__TASK PROMPT__
Make an exact copy of the entries below.

Records from a data collection:
--- Start ---

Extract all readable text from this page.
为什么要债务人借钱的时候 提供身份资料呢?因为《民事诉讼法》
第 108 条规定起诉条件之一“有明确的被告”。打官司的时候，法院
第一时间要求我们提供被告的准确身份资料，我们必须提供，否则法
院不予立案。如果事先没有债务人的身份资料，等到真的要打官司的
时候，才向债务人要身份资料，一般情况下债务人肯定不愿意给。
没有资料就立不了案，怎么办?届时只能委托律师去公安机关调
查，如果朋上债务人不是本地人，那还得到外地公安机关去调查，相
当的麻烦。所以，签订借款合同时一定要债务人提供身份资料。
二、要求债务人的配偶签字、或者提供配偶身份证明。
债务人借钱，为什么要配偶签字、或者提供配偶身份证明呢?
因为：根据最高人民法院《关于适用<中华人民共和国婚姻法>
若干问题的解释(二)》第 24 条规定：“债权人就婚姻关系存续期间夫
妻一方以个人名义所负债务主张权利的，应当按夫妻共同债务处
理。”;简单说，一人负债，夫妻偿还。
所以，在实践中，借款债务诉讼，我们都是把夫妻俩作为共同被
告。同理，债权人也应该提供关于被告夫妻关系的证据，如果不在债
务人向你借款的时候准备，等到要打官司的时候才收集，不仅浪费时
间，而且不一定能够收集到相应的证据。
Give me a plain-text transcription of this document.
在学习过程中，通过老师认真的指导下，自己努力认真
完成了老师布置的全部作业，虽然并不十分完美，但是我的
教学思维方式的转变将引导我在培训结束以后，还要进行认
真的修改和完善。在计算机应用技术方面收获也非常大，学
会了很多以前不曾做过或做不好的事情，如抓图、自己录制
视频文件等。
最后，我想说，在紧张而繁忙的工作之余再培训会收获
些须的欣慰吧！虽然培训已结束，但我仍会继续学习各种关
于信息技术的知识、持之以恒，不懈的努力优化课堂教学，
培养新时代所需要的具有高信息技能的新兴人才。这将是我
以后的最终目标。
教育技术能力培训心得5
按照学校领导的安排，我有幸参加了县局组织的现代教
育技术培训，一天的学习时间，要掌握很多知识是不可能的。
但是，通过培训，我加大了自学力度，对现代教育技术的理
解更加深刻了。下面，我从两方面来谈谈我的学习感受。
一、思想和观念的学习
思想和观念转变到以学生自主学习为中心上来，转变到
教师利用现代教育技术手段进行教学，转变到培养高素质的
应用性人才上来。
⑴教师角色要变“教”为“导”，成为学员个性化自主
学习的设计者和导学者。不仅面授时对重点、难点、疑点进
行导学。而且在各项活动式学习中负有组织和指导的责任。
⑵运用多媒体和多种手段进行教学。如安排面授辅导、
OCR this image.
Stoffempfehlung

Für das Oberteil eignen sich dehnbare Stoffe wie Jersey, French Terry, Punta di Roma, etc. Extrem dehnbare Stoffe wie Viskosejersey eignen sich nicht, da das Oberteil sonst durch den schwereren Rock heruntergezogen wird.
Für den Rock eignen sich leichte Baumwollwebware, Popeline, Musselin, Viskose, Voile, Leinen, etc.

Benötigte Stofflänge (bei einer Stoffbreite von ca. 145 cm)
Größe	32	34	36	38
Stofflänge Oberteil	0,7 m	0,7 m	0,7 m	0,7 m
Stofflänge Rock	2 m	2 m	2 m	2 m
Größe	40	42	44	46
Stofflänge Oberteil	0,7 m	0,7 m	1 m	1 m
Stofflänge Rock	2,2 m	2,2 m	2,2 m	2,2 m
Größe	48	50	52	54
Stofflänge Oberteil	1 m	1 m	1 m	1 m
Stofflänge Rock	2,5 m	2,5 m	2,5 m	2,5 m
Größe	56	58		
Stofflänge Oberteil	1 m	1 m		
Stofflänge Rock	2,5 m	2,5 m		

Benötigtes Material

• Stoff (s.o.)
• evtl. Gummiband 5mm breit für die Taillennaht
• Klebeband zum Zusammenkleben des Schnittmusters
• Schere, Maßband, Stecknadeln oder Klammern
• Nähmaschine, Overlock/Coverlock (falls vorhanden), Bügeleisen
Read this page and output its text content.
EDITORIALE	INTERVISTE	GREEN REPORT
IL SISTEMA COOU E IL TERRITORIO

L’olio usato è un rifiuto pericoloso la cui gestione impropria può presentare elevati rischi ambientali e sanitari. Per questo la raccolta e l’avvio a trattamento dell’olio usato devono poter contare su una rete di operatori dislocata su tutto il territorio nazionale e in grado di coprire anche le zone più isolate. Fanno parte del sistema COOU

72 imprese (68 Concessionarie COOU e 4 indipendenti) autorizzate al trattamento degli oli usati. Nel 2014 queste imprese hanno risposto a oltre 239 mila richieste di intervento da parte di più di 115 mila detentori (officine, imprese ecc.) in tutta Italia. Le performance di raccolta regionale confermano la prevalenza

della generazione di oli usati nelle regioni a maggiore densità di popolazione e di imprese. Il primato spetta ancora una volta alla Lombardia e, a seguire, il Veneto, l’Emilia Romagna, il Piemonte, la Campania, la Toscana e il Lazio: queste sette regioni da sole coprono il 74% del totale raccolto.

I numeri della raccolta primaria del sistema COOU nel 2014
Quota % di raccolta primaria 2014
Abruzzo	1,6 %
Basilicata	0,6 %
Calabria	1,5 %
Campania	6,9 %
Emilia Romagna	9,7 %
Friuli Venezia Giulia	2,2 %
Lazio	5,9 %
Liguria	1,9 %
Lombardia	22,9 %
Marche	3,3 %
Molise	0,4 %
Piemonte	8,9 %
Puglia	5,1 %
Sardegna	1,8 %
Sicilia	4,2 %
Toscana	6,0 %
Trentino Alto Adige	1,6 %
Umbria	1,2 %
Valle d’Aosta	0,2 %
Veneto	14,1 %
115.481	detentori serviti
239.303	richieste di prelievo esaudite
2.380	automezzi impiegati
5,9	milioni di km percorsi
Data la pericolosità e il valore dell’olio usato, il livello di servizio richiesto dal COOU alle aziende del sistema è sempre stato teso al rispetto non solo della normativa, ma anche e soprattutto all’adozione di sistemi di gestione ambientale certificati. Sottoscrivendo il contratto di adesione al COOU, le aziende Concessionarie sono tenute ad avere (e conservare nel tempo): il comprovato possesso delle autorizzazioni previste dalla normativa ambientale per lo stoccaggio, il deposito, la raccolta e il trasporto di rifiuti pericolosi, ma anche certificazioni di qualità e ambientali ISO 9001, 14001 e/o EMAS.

--- End ---

__RESULT FOR THIS TASK__
Extract all readable text from this page.
为什么要债务人借钱的时候 提供身份资料呢?因为《民事诉讼法》
第 108 条规定起诉条件之一“有明确的被告”。打官司的时候，法院
第一时间要求我们提供被告的准确身份资料，我们必须提供，否则法
院不予立案。如果事先没有债务人的身份资料，等到真的要打官司的
时候，才向债务人要身份资料，一般情况下债务人肯定不愿意给。
没有资料就立不了案，怎么办?届时只能委托律师去公安机关调
查，如果朋上债务人不是本地人，那还得到外地公安机关去调查，相
当的麻烦。所以，签订借款合同时一定要债务人提供身份资料。
二、要求债务人的配偶签字、或者提供配偶身份证明。
债务人借钱，为什么要配偶签字、或者提供配偶身份证明呢?
因为：根据最高人民法院《关于适用<中华人民共和国婚姻法>
若干问题的解释(二)》第 24 条规定：“债权人就婚姻关系存续期间夫
妻一方以个人名义所负债务主张权利的，应当按夫妻共同债务处
理。”;简单说，一人负债，夫妻偿还。
所以，在实践中，借款债务诉讼，我们都是把夫妻俩作为共同被
告。同理，债权人也应该提供关于被告夫妻关系的证据，如果不在债
务人向你借款的时候准备，等到要打官司的时候才收集，不仅浪费时
间，而且不一定能够收集到相应的证据。
Give me a plain-text transcription of this document.
在学习过程中，通过老师认真的指导下，自己努力认真
完成了老师布置的全部作业，虽然并不十分完美，但是我的
教学思维方式的转变将引导我在培训结束以后，还要进行认
真的修改和完善。在计算机应用技术方面收获也非常大，学
会了很多以前不曾做过或做不好的事情，如抓图、自己录制
视频文件等。
最后，我想说，在紧张而繁忙的工作之余再培训会收获
些须的欣慰吧！虽然培训已结束，但我仍会继续学习各种关
于信息技术的知识、持之以恒，不懈的努力优化课堂教学，
培养新时代所需要的具有高信息技能的新兴人才。这将是我
以后的最终目标。
教育技术能力培训心得5
按照学校领导的安排，我有幸参加了县局组织的现代教
育技术培训，一天的学习时间，要掌握很多知识是不可能的。
但是，通过培训，我加大了自学力度，对现代教育技术的理
解更加深刻了。下面，我从两方面来谈谈我的学习感受。
一、思想和观念的学习
思想和观念转变到以学生自主学习为中心上来，转变到
教师利用现代教育技术手段进行教学，转变到培养高素质的
应用性人才上来。
⑴教师角色要变“教”为“导”，成为学员个性化自主
学习的设计者和导学者。不仅面授时对重点、难点、疑点进
行导学。而且在各项活动式学习中负有组织和指导的责任。
⑵运用多媒体和多种手段进行教学。如安排面授辅导、
OCR this image.
Stoffempfehlung

Für das Oberteil eignen sich dehnbare Stoffe wie Jersey, French Terry, Punta di Roma, etc. Extrem dehnbare Stoffe wie Viskosejersey eignen sich nicht, da das Oberteil sonst durch den schwereren Rock heruntergezogen wird.
Für den Rock eignen sich leichte Baumwollwebware, Popeline, Musselin, Viskose, Voile, Leinen, etc.

Benötigte Stofflänge (bei einer Stoffbreite von ca. 145 cm)
Größe	32	34	36	38
Stofflänge Oberteil	0,7 m	0,7 m	0,7 m	0,7 m
Stofflänge Rock	2 m	2 m	2 m	2 m
Größe	40	42	44	46
Stofflänge Oberteil	0,7 m	0,7 m	1 m	1 m
Stofflänge Rock	2,2 m	2,2 m	2,2 m	2,2 m
Größe	48	50	52	54
Stofflänge Oberteil	1 m	1 m	1 m	1 m
Stofflänge Rock	2,5 m	2,5 m	2,5 m	2,5 m
Größe	56	58		
Stofflänge Oberteil	1 m	1 m		
Stofflänge Rock	2,5 m	2,5 m		

Benötigtes Material

• Stoff (s.o.)
• evtl. Gummiband 5mm breit für die Taillennaht
• Klebeband zum Zusammenkleben des Schnittmusters
• Schere, Maßband, Stecknadeln oder Klammern
• Nähmaschine, Overlock/Coverlock (falls vorhanden), Bügeleisen
Read this page and output its text content.
EDITORIALE	INTERVISTE	GREEN REPORT
IL SISTEMA COOU E IL TERRITORIO

L’olio usato è un rifiuto pericoloso la cui gestione impropria può presentare elevati rischi ambientali e sanitari. Per questo la raccolta e l’avvio a trattamento dell’olio usato devono poter contare su una rete di operatori dislocata su tutto il territorio nazionale e in grado di coprire anche le zone più isolate. Fanno parte del sistema COOU

72 imprese (68 Concessionarie COOU e 4 indipendenti) autorizzate al trattamento degli oli usati. Nel 2014 queste imprese hanno risposto a oltre 239 mila richieste di intervento da parte di più di 115 mila detentori (officine, imprese ecc.) in tutta Italia. Le performance di raccolta regionale confermano la prevalenza

della generazione di oli usati nelle regioni a maggiore densità di popolazione e di imprese. Il primato spetta ancora una volta alla Lombardia e, a seguire, il Veneto, l’Emilia Romagna, il Piemonte, la Campania, la Toscana e il Lazio: queste sette regioni da sole coprono il 74% del totale raccolto.

I numeri della raccolta primaria del sistema COOU nel 2014
Quota % di raccolta primaria 2014
Abruzzo	1,6 %
Basilicata	0,6 %
Calabria	1,5 %
Campania	6,9 %
Emilia Romagna	9,7 %
Friuli Venezia Giulia	2,2 %
Lazio	5,9 %
Liguria	1,9 %
Lombardia	22,9 %
Marche	3,3 %
Molise	0,4 %
Piemonte	8,9 %
Puglia	5,1 %
Sardegna	1,8 %
Sicilia	4,2 %
Toscana	6,0 %
Trentino Alto Adige	1,6 %
Umbria	1,2 %
Valle d’Aosta	0,2 %
Veneto	14,1 %
115.481	detentori serviti
239.303	richieste di prelievo esaudite
2.380	automezzi impiegati
5,9	milioni di km percorsi
Data la pericolosità e il valore dell’olio usato, il livello di servizio richiesto dal COOU alle aziende del sistema è sempre stato teso al rispetto non solo della normativa, ma anche e soprattutto all’adozione di sistemi di gestione ambientale certificati. Sottoscrivendo il contratto di adesione al COOU, le aziende Concessionarie sono tenute ad avere (e conservare nel tempo): il comprovato possesso delle autorizzazioni previste dalla normativa ambientale per lo stoccaggio, il deposito, la raccolta e il trasporto di rifiuti pericolosi, ma anche certificazioni di qualità e ambientali ISO 9001, 14001 e/o EMAS.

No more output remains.